## Start Input material

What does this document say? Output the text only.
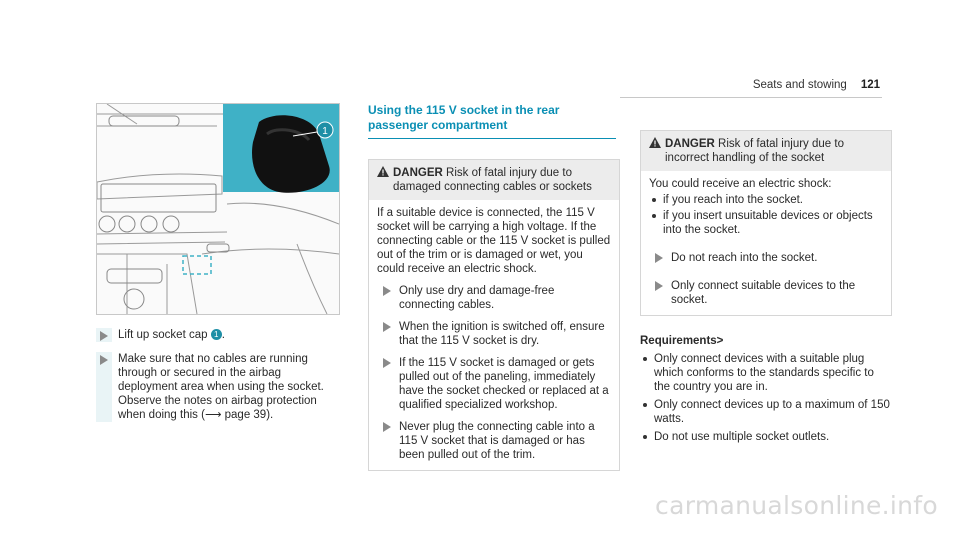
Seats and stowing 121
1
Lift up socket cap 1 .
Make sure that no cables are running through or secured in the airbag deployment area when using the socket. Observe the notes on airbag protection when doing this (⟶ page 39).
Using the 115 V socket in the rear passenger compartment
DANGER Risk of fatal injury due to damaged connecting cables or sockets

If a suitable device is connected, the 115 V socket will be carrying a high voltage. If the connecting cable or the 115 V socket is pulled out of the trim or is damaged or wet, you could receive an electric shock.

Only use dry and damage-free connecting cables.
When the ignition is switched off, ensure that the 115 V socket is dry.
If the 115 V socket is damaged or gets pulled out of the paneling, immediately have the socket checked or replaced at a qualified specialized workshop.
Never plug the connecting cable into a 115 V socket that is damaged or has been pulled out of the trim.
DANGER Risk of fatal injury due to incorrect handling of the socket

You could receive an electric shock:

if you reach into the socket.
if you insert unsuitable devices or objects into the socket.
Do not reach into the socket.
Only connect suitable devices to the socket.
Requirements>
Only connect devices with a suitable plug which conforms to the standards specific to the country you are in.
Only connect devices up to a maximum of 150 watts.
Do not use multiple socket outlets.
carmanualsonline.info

## End Input material

Exercise prompt:
Repeat the material above in full and exactly, omitting the pictures.

Answer to the exercise:
What does this document say? Output the text only.
Seats and stowing 121
1
Lift up socket cap 1 .
Make sure that no cables are running through or secured in the airbag deployment area when using the socket. Observe the notes on airbag protection when doing this (⟶ page 39).
Using the 115 V socket in the rear passenger compartment
DANGER Risk of fatal injury due to damaged connecting cables or sockets

If a suitable device is connected, the 115 V socket will be carrying a high voltage. If the connecting cable or the 115 V socket is pulled out of the trim or is damaged or wet, you could receive an electric shock.

Only use dry and damage-free connecting cables.
When the ignition is switched off, ensure that the 115 V socket is dry.
If the 115 V socket is damaged or gets pulled out of the paneling, immediately have the socket checked or replaced at a qualified specialized workshop.
Never plug the connecting cable into a 115 V socket that is damaged or has been pulled out of the trim.
DANGER Risk of fatal injury due to incorrect handling of the socket

You could receive an electric shock:

if you reach into the socket.
if you insert unsuitable devices or objects into the socket.
Do not reach into the socket.
Only connect suitable devices to the socket.
Requirements>
Only connect devices with a suitable plug which conforms to the standards specific to the country you are in.
Only connect devices up to a maximum of 150 watts.
Do not use multiple socket outlets.
carmanualsonline.info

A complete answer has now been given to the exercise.